Items from a figure collection –
++++++++
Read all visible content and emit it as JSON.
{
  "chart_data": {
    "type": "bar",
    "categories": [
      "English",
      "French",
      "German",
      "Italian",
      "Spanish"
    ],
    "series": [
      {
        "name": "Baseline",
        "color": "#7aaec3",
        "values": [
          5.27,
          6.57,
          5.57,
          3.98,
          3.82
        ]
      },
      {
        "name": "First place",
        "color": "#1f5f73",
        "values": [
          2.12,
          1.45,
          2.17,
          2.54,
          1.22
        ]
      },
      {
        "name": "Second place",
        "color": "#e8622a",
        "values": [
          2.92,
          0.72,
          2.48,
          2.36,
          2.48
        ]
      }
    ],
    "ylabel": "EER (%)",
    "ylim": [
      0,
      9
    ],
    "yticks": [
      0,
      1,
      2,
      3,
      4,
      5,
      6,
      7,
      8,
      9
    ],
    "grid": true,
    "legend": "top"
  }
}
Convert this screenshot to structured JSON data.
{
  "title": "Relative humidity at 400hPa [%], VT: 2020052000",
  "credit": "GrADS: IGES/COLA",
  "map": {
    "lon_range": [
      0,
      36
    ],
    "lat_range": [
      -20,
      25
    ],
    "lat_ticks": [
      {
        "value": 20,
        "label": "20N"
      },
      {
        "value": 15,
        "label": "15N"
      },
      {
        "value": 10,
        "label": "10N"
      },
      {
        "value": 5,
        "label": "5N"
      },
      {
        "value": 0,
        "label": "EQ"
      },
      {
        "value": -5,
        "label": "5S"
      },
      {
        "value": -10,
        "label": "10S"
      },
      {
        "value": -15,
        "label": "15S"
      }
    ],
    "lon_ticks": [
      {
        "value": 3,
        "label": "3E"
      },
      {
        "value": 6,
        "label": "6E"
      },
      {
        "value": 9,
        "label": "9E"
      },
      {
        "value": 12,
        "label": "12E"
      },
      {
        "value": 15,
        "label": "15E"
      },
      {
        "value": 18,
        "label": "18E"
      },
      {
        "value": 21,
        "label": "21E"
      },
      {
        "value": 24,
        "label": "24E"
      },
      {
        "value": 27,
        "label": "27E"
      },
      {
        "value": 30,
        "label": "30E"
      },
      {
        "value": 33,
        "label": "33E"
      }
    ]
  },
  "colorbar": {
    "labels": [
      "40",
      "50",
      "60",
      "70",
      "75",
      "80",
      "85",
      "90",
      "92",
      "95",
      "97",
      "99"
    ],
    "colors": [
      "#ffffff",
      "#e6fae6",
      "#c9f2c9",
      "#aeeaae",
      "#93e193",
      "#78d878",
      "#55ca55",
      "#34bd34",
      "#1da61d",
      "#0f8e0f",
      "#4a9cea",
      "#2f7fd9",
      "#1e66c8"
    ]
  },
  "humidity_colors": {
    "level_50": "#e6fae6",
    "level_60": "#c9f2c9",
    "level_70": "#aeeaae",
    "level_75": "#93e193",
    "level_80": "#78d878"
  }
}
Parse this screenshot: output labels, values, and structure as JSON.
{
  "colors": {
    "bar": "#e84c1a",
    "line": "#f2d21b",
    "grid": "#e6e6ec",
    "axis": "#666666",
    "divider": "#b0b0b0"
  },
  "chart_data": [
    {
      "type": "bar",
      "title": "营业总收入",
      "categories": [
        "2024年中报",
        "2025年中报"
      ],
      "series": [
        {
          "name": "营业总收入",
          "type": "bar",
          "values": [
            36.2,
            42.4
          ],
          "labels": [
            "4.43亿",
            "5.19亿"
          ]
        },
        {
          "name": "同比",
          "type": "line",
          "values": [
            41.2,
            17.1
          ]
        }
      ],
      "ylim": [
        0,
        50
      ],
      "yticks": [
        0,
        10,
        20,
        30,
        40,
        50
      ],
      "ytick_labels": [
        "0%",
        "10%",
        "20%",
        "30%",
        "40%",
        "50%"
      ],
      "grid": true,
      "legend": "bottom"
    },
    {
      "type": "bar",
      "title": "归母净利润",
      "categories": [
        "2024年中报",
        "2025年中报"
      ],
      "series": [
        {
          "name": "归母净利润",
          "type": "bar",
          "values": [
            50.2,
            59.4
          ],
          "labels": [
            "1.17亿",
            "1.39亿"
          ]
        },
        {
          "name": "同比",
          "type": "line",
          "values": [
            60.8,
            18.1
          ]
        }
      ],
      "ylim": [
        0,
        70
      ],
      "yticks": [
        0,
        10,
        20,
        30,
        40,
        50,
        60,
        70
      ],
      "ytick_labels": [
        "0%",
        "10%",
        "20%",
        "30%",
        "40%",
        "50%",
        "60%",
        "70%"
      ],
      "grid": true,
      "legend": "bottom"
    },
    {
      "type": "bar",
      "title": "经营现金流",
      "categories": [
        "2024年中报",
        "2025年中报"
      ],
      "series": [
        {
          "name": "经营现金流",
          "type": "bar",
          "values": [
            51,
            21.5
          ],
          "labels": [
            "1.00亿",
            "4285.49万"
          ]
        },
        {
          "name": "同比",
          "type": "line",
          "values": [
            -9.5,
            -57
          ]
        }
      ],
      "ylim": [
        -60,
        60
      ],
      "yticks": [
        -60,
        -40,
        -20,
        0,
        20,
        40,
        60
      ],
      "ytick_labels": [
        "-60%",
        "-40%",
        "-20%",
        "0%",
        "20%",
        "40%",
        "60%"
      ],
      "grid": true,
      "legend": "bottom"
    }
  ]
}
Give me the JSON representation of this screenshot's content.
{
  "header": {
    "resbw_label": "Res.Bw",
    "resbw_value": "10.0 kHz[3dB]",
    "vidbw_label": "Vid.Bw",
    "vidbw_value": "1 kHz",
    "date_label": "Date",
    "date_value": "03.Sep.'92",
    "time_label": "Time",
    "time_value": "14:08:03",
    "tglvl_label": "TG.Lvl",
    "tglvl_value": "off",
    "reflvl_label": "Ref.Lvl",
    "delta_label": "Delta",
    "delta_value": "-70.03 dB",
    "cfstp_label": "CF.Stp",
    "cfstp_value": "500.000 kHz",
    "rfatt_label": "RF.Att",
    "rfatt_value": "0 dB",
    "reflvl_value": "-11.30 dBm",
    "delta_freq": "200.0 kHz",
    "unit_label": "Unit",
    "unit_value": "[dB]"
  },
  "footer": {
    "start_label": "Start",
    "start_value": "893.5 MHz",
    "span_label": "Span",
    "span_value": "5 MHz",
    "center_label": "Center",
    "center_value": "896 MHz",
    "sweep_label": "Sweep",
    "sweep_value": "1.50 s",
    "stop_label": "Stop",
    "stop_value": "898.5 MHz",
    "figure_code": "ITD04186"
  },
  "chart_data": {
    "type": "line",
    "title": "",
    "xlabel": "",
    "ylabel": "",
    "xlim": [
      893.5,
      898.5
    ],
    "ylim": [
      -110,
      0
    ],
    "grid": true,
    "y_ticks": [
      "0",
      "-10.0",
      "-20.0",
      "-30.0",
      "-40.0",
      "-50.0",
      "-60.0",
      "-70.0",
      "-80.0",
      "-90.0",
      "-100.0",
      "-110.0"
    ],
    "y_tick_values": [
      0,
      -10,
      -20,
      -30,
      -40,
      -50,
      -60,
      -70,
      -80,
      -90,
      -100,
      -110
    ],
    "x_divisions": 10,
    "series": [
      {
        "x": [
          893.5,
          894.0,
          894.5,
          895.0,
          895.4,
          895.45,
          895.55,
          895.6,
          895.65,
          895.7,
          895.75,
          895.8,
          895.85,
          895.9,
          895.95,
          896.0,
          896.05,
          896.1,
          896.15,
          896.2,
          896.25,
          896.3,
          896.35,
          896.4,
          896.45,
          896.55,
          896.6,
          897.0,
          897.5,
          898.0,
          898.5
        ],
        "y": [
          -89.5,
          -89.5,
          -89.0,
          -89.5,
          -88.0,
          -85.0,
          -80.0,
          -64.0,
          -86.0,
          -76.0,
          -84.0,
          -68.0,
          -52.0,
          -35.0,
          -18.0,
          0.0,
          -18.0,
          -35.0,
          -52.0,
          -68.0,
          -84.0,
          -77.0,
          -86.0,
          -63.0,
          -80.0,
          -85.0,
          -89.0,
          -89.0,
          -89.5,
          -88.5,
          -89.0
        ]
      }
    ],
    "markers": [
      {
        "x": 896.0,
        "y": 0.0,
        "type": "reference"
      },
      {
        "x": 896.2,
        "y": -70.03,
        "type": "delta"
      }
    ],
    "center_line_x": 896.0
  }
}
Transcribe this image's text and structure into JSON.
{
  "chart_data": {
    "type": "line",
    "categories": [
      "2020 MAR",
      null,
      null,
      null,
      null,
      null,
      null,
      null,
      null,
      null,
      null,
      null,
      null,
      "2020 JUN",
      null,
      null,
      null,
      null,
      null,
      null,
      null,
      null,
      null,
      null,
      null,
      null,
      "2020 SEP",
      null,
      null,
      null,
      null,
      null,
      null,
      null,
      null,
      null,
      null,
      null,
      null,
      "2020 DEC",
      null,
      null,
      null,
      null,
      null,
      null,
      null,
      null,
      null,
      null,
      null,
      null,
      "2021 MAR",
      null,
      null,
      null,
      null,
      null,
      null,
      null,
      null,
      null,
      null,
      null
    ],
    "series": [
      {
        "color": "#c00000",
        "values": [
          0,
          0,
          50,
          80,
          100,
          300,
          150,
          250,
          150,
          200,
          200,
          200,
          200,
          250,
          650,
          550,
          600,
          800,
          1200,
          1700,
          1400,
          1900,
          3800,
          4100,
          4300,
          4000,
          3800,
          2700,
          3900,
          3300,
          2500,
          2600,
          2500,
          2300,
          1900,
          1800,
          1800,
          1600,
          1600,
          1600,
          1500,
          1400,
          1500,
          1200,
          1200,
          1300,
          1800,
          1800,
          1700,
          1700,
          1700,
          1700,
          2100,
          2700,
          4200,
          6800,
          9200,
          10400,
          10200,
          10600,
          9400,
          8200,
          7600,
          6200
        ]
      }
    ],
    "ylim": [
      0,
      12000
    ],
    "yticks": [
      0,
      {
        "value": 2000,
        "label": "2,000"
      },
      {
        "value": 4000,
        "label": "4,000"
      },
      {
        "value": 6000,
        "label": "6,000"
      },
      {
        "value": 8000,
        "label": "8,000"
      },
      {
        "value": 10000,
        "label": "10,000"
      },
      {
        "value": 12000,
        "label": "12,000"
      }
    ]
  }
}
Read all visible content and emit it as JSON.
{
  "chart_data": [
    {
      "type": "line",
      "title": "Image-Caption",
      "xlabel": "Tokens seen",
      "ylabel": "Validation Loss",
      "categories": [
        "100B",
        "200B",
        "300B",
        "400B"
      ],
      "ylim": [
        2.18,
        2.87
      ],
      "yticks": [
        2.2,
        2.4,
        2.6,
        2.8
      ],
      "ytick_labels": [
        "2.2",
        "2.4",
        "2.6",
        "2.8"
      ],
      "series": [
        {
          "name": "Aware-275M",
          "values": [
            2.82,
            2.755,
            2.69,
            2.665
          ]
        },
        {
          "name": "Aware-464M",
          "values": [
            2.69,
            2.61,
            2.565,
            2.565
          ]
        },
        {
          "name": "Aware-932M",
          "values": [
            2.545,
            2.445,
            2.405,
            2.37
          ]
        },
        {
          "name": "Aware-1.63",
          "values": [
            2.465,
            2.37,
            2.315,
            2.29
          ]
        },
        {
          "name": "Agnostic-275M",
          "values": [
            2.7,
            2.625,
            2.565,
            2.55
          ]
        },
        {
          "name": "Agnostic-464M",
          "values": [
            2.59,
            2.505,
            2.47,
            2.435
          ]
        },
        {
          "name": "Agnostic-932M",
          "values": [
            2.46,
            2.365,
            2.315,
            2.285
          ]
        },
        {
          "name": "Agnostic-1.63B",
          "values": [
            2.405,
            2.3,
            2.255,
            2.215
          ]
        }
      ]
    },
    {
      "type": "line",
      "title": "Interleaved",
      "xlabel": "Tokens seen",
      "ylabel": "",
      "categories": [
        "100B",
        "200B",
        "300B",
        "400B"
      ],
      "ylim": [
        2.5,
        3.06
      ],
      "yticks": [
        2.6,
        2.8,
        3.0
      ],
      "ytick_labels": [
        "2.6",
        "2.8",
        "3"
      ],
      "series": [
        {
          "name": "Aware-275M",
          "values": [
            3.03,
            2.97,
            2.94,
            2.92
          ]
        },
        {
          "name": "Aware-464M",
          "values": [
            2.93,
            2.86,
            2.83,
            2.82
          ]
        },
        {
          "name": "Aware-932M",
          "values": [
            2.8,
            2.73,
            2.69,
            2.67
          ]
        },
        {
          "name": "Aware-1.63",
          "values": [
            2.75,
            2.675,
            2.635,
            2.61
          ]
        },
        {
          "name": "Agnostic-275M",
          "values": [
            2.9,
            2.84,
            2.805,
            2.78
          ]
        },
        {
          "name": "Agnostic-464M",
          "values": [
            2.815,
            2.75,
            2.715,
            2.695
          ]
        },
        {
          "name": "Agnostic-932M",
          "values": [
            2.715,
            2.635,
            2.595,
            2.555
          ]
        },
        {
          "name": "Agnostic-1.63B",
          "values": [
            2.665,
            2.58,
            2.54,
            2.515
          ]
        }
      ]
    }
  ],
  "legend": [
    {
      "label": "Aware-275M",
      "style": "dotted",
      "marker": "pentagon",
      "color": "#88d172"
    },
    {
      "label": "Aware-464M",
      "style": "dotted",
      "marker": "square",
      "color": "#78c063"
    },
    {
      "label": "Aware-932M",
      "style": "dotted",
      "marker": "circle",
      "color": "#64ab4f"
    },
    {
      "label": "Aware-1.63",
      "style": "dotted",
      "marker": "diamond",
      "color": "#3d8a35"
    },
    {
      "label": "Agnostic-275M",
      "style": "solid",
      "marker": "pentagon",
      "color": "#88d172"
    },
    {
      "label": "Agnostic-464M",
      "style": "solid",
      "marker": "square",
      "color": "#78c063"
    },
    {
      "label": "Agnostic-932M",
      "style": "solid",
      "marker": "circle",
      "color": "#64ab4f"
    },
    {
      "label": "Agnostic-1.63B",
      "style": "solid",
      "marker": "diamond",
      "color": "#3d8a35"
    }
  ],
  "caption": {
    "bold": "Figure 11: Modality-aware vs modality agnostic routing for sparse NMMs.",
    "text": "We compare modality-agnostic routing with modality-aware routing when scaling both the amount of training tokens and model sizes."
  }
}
++++++++
OBJECTIVE – Tell how many lines in the material above include the word "this", giving the number only.

FINAL ANSWER – 4